= AIM OF THE TASK =
In the listing that follows, how many lines contain "messages"? Give the number only.

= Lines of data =
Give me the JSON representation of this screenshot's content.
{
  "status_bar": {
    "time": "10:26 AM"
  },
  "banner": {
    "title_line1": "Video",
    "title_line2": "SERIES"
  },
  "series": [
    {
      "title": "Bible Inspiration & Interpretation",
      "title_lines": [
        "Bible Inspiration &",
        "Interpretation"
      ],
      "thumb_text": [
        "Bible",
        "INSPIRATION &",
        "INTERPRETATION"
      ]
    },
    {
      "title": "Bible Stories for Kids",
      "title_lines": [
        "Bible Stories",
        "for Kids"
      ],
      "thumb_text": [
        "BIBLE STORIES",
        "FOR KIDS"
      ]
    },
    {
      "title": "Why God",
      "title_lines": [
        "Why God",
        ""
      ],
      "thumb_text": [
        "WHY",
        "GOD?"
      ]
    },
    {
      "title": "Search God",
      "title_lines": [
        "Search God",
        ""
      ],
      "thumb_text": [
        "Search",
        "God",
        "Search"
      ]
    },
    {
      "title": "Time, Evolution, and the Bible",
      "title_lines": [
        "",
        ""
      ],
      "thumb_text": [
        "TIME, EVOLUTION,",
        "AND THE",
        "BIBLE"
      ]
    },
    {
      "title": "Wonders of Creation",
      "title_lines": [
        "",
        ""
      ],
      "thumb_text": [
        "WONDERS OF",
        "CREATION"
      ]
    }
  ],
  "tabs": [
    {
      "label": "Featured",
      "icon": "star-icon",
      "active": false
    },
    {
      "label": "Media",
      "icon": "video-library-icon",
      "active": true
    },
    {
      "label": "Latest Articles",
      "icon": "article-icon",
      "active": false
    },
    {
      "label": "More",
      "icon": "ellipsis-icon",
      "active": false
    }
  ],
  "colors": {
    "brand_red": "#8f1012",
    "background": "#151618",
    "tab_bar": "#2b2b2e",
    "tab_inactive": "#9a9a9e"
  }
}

--

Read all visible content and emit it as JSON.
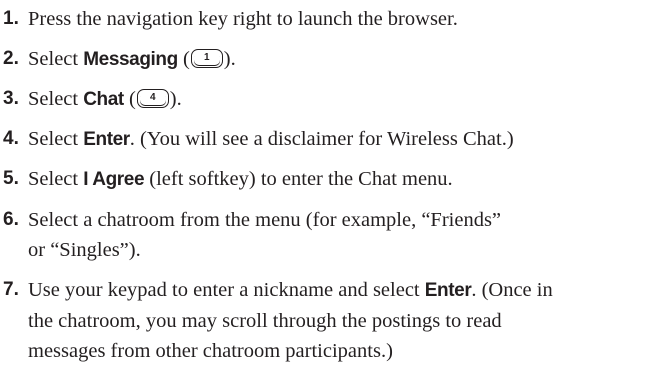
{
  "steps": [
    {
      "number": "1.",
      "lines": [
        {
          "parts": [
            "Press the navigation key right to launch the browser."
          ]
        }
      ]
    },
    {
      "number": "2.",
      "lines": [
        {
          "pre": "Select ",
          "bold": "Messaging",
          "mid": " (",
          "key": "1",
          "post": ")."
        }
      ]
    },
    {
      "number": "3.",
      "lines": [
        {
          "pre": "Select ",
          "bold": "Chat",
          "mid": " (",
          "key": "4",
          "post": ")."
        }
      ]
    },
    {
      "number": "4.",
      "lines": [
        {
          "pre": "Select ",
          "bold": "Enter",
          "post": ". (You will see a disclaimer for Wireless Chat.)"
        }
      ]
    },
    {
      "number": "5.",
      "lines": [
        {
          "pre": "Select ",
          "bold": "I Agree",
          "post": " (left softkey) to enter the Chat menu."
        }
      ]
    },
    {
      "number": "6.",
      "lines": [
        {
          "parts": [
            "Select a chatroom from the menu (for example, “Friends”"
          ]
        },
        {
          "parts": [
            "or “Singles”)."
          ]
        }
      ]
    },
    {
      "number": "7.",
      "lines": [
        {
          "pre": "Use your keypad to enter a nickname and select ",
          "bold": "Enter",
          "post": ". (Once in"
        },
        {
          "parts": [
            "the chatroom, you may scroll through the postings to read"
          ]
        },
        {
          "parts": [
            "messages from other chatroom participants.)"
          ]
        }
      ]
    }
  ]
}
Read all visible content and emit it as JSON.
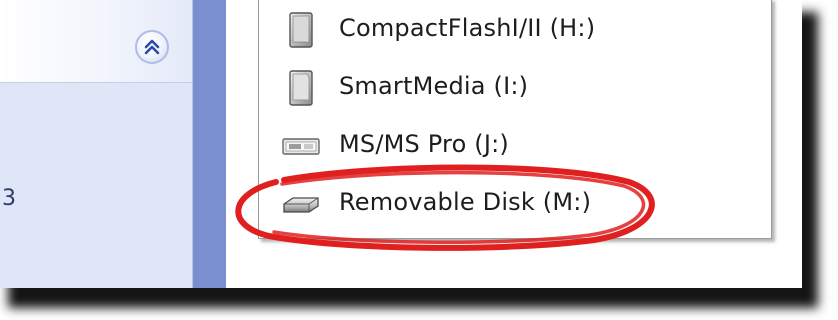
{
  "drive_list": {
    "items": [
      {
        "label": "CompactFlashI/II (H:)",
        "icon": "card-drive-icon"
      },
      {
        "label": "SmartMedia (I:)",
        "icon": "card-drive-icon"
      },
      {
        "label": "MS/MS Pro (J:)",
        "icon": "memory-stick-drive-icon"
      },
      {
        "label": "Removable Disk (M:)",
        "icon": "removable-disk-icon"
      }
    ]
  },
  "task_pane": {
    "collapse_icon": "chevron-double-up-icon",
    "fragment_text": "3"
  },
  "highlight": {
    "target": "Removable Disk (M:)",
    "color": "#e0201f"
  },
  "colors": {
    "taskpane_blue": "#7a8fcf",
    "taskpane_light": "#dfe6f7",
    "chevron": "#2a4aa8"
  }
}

* * *

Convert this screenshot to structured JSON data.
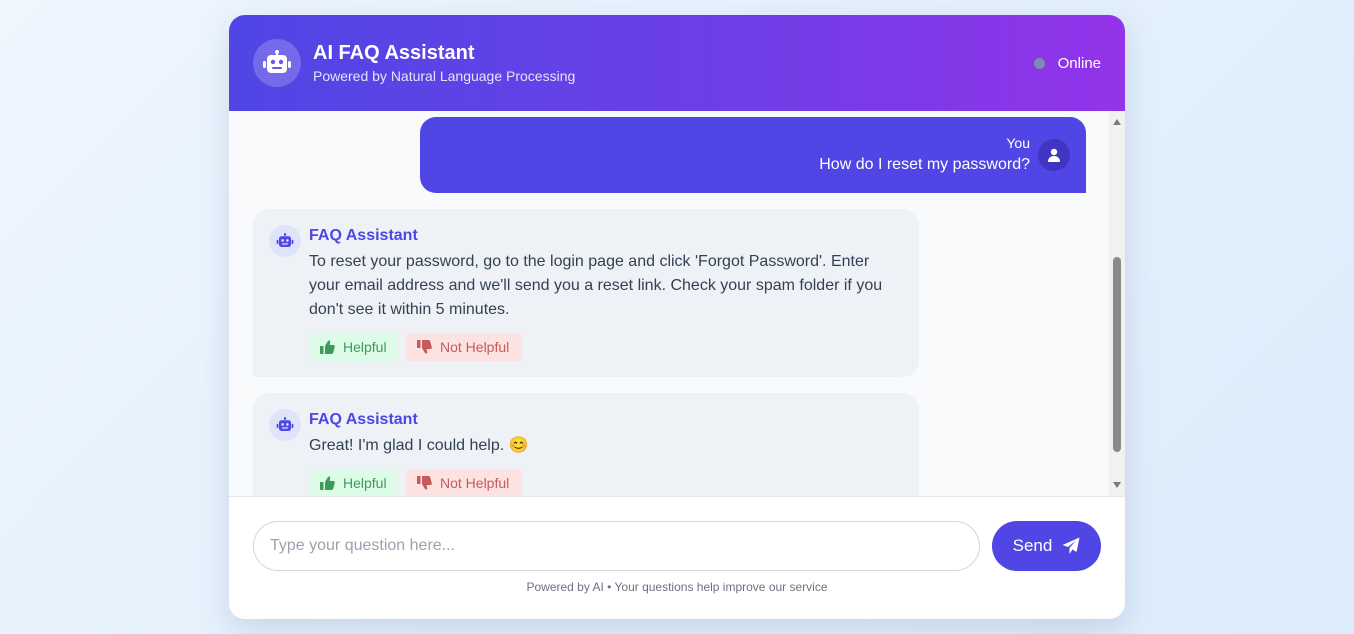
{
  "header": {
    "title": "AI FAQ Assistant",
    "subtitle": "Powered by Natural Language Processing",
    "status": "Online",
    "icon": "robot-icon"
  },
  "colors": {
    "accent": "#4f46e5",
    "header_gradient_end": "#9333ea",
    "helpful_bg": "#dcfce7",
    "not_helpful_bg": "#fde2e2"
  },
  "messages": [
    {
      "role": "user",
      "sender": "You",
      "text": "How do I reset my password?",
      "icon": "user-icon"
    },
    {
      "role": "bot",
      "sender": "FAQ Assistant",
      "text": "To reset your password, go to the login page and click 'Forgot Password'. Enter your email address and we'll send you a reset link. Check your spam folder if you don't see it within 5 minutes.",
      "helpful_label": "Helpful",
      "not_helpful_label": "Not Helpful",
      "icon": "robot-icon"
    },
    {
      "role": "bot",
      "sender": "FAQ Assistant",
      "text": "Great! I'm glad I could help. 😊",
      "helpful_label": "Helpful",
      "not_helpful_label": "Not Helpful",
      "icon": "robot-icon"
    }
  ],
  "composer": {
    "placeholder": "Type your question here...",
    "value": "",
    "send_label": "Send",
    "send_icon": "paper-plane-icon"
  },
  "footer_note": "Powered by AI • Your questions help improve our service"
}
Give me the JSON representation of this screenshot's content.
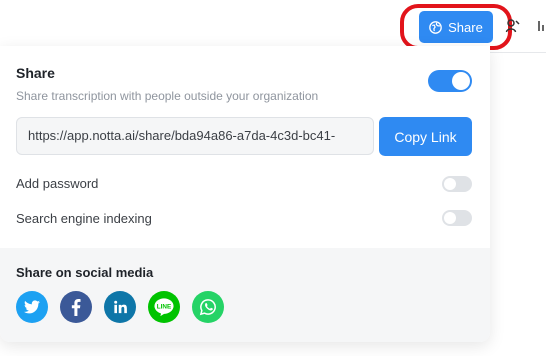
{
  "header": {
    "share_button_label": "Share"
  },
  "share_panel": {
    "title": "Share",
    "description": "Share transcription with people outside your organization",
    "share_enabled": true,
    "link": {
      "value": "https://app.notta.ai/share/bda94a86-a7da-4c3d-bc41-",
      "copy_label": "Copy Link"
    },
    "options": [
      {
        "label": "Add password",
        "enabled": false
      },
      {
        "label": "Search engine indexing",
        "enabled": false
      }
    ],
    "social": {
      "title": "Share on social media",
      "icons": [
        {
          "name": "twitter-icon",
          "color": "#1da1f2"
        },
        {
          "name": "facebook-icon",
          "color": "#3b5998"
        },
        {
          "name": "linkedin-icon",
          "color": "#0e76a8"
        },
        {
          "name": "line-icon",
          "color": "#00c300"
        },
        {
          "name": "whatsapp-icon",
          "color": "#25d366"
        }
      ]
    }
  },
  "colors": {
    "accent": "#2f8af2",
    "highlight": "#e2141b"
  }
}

= CORRECT OUTPUT =
2